PROBLEM TO WORK ON:
Say how many lines contain the string "Plaza". Give no other output.

MATERIALS PROVIDED:
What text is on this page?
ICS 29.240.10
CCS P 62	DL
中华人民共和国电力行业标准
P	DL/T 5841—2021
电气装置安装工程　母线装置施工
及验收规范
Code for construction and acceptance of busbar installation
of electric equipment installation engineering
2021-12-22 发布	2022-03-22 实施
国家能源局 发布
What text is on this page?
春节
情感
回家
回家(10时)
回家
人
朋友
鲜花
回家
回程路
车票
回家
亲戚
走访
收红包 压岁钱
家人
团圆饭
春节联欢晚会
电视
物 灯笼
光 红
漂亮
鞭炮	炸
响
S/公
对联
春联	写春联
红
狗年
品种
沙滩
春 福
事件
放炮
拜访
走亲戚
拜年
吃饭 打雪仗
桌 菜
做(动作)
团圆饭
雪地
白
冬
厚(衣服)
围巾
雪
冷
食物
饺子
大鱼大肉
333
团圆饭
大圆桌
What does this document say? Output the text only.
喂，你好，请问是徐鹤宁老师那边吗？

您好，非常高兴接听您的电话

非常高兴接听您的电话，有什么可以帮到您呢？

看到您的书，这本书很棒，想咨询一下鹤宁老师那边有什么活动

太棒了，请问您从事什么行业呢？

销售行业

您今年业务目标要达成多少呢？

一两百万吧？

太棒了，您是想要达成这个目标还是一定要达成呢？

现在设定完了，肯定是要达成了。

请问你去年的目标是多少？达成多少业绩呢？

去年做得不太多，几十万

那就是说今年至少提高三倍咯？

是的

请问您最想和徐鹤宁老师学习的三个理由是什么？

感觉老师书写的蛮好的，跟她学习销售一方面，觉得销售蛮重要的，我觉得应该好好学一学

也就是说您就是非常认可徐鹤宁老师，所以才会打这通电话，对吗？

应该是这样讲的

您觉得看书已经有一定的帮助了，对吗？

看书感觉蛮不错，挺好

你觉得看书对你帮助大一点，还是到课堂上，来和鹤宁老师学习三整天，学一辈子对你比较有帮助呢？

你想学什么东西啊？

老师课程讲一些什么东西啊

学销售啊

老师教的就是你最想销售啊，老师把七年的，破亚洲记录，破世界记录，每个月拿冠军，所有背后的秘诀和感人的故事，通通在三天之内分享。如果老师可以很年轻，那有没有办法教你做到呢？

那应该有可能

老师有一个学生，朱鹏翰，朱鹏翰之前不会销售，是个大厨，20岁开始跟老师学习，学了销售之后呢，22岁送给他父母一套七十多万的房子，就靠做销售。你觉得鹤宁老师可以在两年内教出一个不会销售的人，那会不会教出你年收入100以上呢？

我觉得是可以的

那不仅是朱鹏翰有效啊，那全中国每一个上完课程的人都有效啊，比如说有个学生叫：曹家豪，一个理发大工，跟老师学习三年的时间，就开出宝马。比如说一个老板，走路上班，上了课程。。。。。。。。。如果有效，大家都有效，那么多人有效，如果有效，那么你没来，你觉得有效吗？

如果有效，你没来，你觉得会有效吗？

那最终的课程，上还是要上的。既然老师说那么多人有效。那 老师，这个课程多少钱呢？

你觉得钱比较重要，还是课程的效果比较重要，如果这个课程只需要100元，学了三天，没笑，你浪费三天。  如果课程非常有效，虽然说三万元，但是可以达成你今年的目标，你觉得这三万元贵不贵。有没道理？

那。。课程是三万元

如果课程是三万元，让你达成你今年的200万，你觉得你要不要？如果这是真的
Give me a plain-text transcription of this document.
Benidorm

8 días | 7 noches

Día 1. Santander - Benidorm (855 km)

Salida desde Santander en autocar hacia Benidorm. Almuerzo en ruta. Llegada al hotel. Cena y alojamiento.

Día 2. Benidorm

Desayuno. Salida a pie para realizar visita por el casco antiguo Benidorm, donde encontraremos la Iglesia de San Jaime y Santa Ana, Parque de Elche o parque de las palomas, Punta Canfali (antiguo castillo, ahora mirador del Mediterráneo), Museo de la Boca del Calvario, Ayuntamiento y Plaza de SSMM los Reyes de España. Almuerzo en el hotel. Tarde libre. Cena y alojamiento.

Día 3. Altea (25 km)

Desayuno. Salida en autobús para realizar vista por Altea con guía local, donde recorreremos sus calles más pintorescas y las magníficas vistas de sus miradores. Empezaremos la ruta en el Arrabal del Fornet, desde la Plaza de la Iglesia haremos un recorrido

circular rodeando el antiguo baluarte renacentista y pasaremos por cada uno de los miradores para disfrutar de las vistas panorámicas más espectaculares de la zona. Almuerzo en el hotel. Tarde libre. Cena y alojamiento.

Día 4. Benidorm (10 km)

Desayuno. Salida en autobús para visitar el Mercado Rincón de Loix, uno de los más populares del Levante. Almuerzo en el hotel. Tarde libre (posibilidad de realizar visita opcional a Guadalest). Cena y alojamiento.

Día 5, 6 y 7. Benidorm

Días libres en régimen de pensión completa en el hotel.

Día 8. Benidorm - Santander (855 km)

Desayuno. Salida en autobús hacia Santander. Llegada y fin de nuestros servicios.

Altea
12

THE ANSWER:
2